**AIM**.
Exactly reproduce each record listed below.

-- Start of MATERIAL FOR THE TASK --

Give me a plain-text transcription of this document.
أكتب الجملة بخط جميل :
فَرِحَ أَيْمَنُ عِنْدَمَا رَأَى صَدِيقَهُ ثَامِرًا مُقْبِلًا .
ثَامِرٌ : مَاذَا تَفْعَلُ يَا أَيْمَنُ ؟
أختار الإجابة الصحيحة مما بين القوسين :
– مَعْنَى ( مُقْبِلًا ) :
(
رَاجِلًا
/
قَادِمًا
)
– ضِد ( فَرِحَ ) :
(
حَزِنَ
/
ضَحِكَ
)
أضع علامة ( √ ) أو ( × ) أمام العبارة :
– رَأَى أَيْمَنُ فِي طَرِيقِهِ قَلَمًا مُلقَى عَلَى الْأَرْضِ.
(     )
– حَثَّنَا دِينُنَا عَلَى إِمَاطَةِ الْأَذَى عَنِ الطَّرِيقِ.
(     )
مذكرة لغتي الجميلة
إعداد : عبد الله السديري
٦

-- End of MATERIAL FOR THE TASK --

**RESPONSE BELOW**.
Give me a plain-text transcription of this document.
أكتب الجملة بخط جميل :
فَرِحَ أَيْمَنُ عِنْدَمَا رَأَى صَدِيقَهُ ثَامِرًا مُقْبِلًا .
ثَامِرٌ : مَاذَا تَفْعَلُ يَا أَيْمَنُ ؟
أختار الإجابة الصحيحة مما بين القوسين :
– مَعْنَى ( مُقْبِلًا ) :
(
رَاجِلًا
/
قَادِمًا
)
– ضِد ( فَرِحَ ) :
(
حَزِنَ
/
ضَحِكَ
)
أضع علامة ( √ ) أو ( × ) أمام العبارة :
– رَأَى أَيْمَنُ فِي طَرِيقِهِ قَلَمًا مُلقَى عَلَى الْأَرْضِ.
(     )
– حَثَّنَا دِينُنَا عَلَى إِمَاطَةِ الْأَذَى عَنِ الطَّرِيقِ.
(     )
مذكرة لغتي الجميلة
إعداد : عبد الله السديري
٦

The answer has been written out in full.